* _Exercise_
How many lines in the records below hold the string "田氏代齐"? Please answer with the number and nothing more.

* _Data for this task_
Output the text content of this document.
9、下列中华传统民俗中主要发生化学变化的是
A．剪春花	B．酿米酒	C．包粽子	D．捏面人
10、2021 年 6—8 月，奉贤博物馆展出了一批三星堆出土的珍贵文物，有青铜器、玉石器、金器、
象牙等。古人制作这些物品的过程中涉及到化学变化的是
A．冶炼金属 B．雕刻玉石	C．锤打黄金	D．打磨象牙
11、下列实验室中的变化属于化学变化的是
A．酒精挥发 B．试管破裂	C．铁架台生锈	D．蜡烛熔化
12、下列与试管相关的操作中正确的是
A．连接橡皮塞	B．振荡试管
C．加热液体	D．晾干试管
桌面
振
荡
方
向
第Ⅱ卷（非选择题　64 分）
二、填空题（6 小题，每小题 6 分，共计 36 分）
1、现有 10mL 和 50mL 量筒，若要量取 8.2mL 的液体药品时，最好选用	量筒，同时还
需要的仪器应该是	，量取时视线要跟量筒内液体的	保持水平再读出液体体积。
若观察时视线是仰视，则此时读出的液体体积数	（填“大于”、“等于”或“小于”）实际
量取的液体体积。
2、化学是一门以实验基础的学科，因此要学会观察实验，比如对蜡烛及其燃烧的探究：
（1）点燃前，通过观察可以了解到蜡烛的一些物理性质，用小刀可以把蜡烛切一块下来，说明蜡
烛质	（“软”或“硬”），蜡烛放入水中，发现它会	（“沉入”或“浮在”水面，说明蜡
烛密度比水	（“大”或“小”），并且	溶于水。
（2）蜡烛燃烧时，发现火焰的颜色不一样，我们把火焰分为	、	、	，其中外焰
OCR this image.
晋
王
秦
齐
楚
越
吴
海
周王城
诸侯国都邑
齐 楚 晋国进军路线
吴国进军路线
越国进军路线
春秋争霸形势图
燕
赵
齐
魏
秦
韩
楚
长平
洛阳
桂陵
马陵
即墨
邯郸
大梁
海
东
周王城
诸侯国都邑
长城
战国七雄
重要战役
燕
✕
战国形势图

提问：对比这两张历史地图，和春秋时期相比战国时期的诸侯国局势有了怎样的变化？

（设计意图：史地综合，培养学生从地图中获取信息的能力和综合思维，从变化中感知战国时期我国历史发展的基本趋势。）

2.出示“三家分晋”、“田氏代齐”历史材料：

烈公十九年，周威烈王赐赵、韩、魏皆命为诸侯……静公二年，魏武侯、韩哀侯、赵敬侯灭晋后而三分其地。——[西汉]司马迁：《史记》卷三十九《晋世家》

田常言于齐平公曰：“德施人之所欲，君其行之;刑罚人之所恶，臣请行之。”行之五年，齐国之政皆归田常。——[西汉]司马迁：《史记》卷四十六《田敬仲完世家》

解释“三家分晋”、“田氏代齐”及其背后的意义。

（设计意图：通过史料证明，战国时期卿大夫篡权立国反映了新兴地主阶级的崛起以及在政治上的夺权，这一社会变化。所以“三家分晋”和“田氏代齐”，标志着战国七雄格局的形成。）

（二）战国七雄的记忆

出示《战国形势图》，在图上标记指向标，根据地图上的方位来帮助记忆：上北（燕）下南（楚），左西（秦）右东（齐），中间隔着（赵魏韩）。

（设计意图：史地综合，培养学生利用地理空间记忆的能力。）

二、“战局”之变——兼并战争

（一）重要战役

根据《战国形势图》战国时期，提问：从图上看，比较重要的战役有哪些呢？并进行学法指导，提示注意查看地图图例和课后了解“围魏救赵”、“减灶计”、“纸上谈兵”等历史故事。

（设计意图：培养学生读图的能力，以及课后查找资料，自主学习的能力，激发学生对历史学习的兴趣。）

* _Answer to this exercise_
3